Could you copy every one of the lines below word for word, leaving the pictures out of your answer?

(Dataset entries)

## start

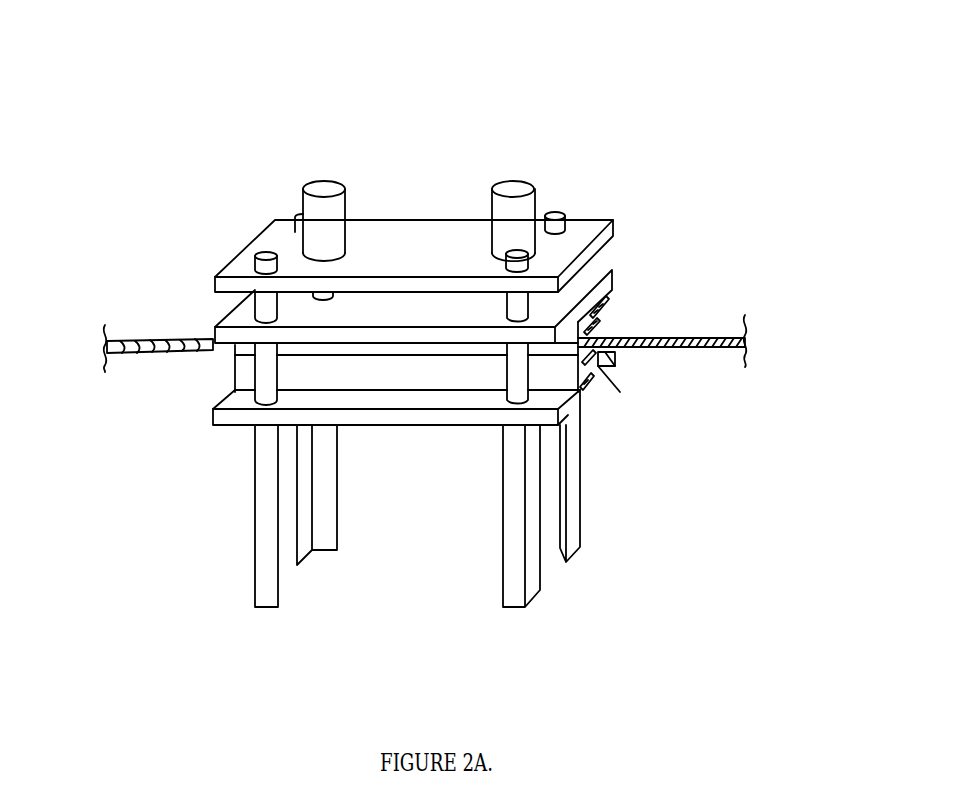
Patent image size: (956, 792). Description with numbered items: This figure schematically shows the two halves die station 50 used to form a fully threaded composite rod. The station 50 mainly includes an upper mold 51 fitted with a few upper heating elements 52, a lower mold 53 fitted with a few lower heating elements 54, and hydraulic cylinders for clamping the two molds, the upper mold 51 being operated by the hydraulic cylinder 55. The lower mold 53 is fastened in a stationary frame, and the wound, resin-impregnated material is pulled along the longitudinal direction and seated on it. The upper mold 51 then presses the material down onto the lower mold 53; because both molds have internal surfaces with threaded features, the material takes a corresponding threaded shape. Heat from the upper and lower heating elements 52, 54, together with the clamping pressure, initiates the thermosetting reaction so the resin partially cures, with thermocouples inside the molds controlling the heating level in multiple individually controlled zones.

The two halves die station 50 is at (464, 58).
The upper mold 51 is at (607, 298).
The upper heating elements 52 is at (600, 321).
The lower mold 53 is at (585, 390).
The lower heating elements 54 is at (600, 372).
The hydraulic cylinder 55 is at (521, 186).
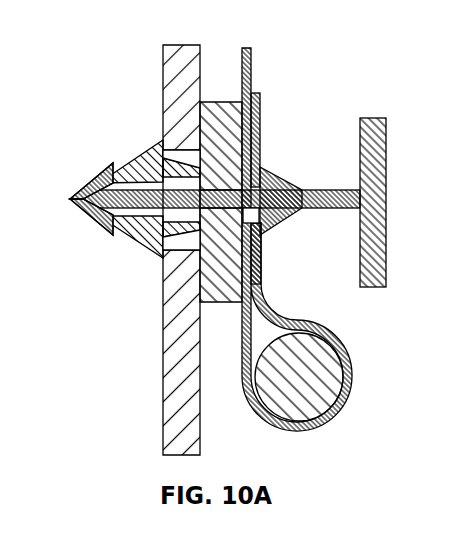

## end

## RESPONSE TO THE EXERCISE
Patent image size: (956, 792). Description with numbered items: This figure schematically shows the two halves die station 50 used to form a fully threaded composite rod. The station 50 mainly includes an upper mold 51 fitted with a few upper heating elements 52, a lower mold 53 fitted with a few lower heating elements 54, and hydraulic cylinders for clamping the two molds, the upper mold 51 being operated by the hydraulic cylinder 55. The lower mold 53 is fastened in a stationary frame, and the wound, resin-impregnated material is pulled along the longitudinal direction and seated on it. The upper mold 51 then presses the material down onto the lower mold 53; because both molds have internal surfaces with threaded features, the material takes a corresponding threaded shape. Heat from the upper and lower heating elements 52, 54, together with the clamping pressure, initiates the thermosetting reaction so the resin partially cures, with thermocouples inside the molds controlling the heating level in multiple individually controlled zones.

The two halves die station 50 is at (464, 58).
The upper mold 51 is at (607, 298).
The upper heating elements 52 is at (600, 321).
The lower mold 53 is at (585, 390).
The lower heating elements 54 is at (600, 372).
The hydraulic cylinder 55 is at (521, 186).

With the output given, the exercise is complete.